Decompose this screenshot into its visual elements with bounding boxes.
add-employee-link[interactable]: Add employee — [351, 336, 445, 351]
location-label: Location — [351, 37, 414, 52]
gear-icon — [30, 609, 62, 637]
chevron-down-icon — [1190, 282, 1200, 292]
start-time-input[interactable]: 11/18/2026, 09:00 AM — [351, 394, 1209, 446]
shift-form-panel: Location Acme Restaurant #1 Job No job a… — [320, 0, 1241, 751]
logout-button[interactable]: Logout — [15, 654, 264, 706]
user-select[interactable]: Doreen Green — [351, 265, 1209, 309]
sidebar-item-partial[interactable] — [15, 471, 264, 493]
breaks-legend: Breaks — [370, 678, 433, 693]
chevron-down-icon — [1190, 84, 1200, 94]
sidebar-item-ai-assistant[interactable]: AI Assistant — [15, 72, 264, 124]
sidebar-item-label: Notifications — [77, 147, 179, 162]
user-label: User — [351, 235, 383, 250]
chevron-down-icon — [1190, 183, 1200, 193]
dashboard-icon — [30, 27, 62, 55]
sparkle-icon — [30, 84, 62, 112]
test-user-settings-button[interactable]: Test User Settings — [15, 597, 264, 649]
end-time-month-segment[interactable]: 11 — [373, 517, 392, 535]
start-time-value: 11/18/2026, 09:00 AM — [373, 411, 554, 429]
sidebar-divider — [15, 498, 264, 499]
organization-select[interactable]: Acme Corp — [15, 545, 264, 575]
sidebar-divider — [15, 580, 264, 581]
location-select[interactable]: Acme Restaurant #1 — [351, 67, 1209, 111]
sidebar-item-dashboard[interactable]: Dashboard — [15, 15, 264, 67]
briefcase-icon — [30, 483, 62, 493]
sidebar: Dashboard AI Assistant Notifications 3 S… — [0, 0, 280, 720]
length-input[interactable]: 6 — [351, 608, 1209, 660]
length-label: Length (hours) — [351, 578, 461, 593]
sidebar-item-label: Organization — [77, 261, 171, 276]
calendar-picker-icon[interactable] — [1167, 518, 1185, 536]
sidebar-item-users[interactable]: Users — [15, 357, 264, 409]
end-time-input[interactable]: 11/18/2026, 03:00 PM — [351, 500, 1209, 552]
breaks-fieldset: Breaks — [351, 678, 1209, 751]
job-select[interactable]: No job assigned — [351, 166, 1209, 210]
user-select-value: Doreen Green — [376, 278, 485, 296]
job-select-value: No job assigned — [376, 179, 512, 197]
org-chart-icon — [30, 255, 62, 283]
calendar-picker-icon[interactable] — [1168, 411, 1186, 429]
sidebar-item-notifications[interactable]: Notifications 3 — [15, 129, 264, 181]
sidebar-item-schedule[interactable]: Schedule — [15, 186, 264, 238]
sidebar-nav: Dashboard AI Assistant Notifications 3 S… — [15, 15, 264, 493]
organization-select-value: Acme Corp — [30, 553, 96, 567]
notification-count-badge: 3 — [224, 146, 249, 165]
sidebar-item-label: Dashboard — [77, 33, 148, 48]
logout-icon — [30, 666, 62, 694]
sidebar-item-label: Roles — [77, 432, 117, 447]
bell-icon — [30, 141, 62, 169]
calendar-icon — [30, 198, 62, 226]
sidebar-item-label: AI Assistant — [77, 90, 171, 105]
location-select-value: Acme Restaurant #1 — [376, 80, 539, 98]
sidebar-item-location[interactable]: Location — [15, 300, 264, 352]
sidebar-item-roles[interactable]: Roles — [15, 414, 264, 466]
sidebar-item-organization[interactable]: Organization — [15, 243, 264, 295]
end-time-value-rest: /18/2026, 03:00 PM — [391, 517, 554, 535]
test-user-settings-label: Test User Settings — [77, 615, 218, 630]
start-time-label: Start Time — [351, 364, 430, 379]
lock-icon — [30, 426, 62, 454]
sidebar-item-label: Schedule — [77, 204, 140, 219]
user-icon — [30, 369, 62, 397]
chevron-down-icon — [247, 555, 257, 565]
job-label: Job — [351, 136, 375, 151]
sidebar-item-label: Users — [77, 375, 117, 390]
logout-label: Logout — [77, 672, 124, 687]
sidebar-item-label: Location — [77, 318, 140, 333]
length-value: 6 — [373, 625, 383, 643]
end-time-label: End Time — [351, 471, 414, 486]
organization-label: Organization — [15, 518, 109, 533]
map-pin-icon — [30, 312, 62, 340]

###

## TASK GOAL
Render the rows above as a numbered list, leaving out any blank lines.

## THE RESPONSE
1. Decompose this screenshot into its visual elements with bounding boxes.
2. add-employee-link[interactable]: Add employee — [351, 336, 445, 351]
3. location-label: Location — [351, 37, 414, 52]
4. gear-icon — [30, 609, 62, 637]
5. chevron-down-icon — [1190, 282, 1200, 292]
6. start-time-input[interactable]: 11/18/2026, 09:00 AM — [351, 394, 1209, 446]
7. shift-form-panel: Location Acme Restaurant #1 Job No job a… — [320, 0, 1241, 751]
8. logout-button[interactable]: Logout — [15, 654, 264, 706]
9. user-select[interactable]: Doreen Green — [351, 265, 1209, 309]
10. sidebar-item-partial[interactable] — [15, 471, 264, 493]
11. breaks-legend: Breaks — [370, 678, 433, 693]
12. chevron-down-icon — [1190, 84, 1200, 94]
13. sidebar-item-ai-assistant[interactable]: AI Assistant — [15, 72, 264, 124]
14. sidebar-item-label: Notifications — [77, 147, 179, 162]
15. user-label: User — [351, 235, 383, 250]
16. chevron-down-icon — [1190, 183, 1200, 193]
17. dashboard-icon — [30, 27, 62, 55]
18. sparkle-icon — [30, 84, 62, 112]
19. test-user-settings-button[interactable]: Test User Settings — [15, 597, 264, 649]
20. end-time-month-segment[interactable]: 11 — [373, 517, 392, 535]
21. start-time-value: 11/18/2026, 09:00 AM — [373, 411, 554, 429]
22. sidebar-divider — [15, 498, 264, 499]
23. organization-select[interactable]: Acme Corp — [15, 545, 264, 575]
24. sidebar-divider — [15, 580, 264, 581]
25. location-select[interactable]: Acme Restaurant #1 — [351, 67, 1209, 111]
26. sidebar-item-dashboard[interactable]: Dashboard — [15, 15, 264, 67]
27. briefcase-icon — [30, 483, 62, 493]
28. sidebar: Dashboard AI Assistant Notifications 3 S… — [0, 0, 280, 720]
29. length-input[interactable]: 6 — [351, 608, 1209, 660]
30. length-label: Length (hours) — [351, 578, 461, 593]
31. sidebar-item-label: Organization — [77, 261, 171, 276]
32. calendar-picker-icon[interactable] — [1167, 518, 1185, 536]
33. sidebar-item-users[interactable]: Users — [15, 357, 264, 409]
34. end-time-input[interactable]: 11/18/2026, 03:00 PM — [351, 500, 1209, 552]
35. breaks-fieldset: Breaks — [351, 678, 1209, 751]
36. job-select[interactable]: No job assigned — [351, 166, 1209, 210]
37. user-select-value: Doreen Green — [376, 278, 485, 296]
38. job-select-value: No job assigned — [376, 179, 512, 197]
39. org-chart-icon — [30, 255, 62, 283]
40. calendar-picker-icon[interactable] — [1168, 411, 1186, 429]
41. sidebar-item-notifications[interactable]: Notifications 3 — [15, 129, 264, 181]
42. sidebar-item-schedule[interactable]: Schedule — [15, 186, 264, 238]
43. sidebar-nav: Dashboard AI Assistant Notifications 3 S… — [15, 15, 264, 493]
44. organization-select-value: Acme Corp — [30, 553, 96, 567]
45. notification-count-badge: 3 — [224, 146, 249, 165]
46. sidebar-item-label: Dashboard — [77, 33, 148, 48]
47. logout-icon — [30, 666, 62, 694]
48. sidebar-item-label: Roles — [77, 432, 117, 447]
49. bell-icon — [30, 141, 62, 169]
50. calendar-icon — [30, 198, 62, 226]
51. sidebar-item-label: AI Assistant — [77, 90, 171, 105]
52. location-select-value: Acme Restaurant #1 — [376, 80, 539, 98]
53. sidebar-item-location[interactable]: Location — [15, 300, 264, 352]
54. sidebar-item-roles[interactable]: Roles — [15, 414, 264, 466]
55. sidebar-item-organization[interactable]: Organization — [15, 243, 264, 295]
56. end-time-value-rest: /18/2026, 03:00 PM — [391, 517, 554, 535]
57. test-user-settings-label: Test User Settings — [77, 615, 218, 630]
58. start-time-label: Start Time — [351, 364, 430, 379]
59. lock-icon — [30, 426, 62, 454]
60. sidebar-item-label: Schedule — [77, 204, 140, 219]
61. user-icon — [30, 369, 62, 397]
62. chevron-down-icon — [247, 555, 257, 565]
63. job-label: Job — [351, 136, 375, 151]
64. sidebar-item-label: Users — [77, 375, 117, 390]
65. logout-label: Logout — [77, 672, 124, 687]
66. sidebar-item-label: Location — [77, 318, 140, 333]
67. length-value: 6 — [373, 625, 383, 643]
68. end-time-label: End Time — [351, 471, 414, 486]
69. organization-label: Organization — [15, 518, 109, 533]
70. map-pin-icon — [30, 312, 62, 340]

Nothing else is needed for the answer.